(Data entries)
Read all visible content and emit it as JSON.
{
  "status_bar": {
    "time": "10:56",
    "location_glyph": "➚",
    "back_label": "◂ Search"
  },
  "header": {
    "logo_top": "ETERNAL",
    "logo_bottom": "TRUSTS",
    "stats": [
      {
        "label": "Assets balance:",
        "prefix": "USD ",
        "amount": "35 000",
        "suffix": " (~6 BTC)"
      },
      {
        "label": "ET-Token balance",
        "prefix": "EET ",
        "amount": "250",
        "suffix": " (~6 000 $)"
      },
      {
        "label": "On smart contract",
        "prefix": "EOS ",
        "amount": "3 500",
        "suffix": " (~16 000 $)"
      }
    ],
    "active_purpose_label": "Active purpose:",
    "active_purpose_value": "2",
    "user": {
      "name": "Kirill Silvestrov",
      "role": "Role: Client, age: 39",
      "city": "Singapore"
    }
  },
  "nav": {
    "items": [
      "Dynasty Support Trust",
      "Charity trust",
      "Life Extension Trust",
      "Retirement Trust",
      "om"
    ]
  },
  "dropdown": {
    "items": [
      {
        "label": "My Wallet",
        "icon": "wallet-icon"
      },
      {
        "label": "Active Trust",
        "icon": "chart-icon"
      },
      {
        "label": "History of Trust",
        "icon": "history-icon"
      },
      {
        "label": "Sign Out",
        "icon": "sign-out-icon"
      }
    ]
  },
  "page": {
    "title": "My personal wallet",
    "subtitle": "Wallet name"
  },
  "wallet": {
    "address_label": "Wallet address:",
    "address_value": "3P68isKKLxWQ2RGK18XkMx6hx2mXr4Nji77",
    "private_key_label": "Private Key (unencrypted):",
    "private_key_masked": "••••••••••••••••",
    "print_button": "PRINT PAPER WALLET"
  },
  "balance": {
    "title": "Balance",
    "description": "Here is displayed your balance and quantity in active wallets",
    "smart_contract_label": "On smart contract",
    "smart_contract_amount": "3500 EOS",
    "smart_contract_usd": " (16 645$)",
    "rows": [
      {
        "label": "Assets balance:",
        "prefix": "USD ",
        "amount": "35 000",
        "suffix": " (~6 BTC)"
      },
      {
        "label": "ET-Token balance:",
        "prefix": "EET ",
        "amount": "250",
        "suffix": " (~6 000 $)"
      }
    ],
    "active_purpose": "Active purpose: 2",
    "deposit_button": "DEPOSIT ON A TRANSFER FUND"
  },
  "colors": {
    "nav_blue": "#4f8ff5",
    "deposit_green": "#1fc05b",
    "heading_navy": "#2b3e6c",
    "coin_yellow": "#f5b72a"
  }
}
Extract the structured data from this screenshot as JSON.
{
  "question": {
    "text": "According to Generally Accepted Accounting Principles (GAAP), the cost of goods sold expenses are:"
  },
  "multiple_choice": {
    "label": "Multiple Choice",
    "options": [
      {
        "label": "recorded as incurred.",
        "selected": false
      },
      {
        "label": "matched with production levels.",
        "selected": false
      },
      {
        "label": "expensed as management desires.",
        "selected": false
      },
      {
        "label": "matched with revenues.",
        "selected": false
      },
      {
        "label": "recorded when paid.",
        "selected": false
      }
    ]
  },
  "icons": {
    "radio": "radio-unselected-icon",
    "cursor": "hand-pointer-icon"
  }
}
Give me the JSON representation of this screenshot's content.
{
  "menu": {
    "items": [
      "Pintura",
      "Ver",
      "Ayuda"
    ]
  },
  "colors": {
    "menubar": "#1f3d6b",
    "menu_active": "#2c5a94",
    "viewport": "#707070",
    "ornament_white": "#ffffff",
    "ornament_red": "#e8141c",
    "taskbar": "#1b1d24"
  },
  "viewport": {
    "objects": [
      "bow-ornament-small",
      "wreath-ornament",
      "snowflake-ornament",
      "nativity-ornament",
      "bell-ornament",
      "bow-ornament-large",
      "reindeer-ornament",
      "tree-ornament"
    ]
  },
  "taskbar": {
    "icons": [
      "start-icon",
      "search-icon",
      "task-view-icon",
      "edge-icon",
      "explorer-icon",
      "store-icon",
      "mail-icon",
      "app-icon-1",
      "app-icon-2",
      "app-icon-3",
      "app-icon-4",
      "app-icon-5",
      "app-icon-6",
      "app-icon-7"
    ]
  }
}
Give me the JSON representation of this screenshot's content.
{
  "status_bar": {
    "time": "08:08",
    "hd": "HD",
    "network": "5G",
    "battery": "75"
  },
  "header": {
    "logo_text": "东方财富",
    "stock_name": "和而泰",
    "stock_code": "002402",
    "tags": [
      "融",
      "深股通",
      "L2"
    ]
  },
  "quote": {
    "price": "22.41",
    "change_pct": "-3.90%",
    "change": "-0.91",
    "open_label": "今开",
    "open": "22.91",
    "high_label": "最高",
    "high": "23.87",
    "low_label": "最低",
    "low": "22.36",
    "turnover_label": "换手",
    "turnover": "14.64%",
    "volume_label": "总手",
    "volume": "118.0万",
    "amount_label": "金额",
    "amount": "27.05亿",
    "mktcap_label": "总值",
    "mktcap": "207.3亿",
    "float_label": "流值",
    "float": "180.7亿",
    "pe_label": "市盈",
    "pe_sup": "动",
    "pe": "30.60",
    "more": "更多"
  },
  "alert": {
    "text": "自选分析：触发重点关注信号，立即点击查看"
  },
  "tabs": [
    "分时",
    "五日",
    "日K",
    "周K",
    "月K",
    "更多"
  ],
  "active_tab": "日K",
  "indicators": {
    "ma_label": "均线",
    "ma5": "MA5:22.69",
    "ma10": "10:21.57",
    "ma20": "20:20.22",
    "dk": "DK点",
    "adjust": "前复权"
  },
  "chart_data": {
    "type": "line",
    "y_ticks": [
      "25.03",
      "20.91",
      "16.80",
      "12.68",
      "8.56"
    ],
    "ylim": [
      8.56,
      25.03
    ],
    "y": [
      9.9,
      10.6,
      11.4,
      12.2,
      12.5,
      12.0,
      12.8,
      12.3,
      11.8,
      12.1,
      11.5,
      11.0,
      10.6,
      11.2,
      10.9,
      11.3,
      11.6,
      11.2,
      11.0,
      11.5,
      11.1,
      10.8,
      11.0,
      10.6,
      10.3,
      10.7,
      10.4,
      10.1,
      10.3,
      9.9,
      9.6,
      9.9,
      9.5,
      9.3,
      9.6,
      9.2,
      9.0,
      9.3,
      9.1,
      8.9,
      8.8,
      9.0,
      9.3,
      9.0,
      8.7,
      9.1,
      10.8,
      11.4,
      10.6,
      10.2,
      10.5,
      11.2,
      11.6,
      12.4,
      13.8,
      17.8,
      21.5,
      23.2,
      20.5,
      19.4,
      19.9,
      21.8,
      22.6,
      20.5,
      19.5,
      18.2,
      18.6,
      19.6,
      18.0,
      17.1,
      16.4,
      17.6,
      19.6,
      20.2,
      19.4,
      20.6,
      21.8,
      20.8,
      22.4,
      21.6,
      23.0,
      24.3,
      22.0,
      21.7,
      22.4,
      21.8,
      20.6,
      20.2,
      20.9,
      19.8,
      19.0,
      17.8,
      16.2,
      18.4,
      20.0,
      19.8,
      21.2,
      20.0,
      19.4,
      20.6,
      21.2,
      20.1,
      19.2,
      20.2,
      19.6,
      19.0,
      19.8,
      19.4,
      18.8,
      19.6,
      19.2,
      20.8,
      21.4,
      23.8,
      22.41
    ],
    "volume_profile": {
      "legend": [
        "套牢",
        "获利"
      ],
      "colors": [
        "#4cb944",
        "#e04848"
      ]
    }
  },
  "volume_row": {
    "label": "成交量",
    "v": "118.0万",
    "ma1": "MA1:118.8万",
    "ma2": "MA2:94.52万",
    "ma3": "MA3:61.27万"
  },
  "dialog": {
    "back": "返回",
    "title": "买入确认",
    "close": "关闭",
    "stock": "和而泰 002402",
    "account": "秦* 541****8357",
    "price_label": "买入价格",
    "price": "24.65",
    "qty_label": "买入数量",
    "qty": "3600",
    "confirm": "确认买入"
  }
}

◆ **Short task**
Say, as a single number and nothing more, how many lines of the entries contain the word "JSON".

◆ **Exercise output**
4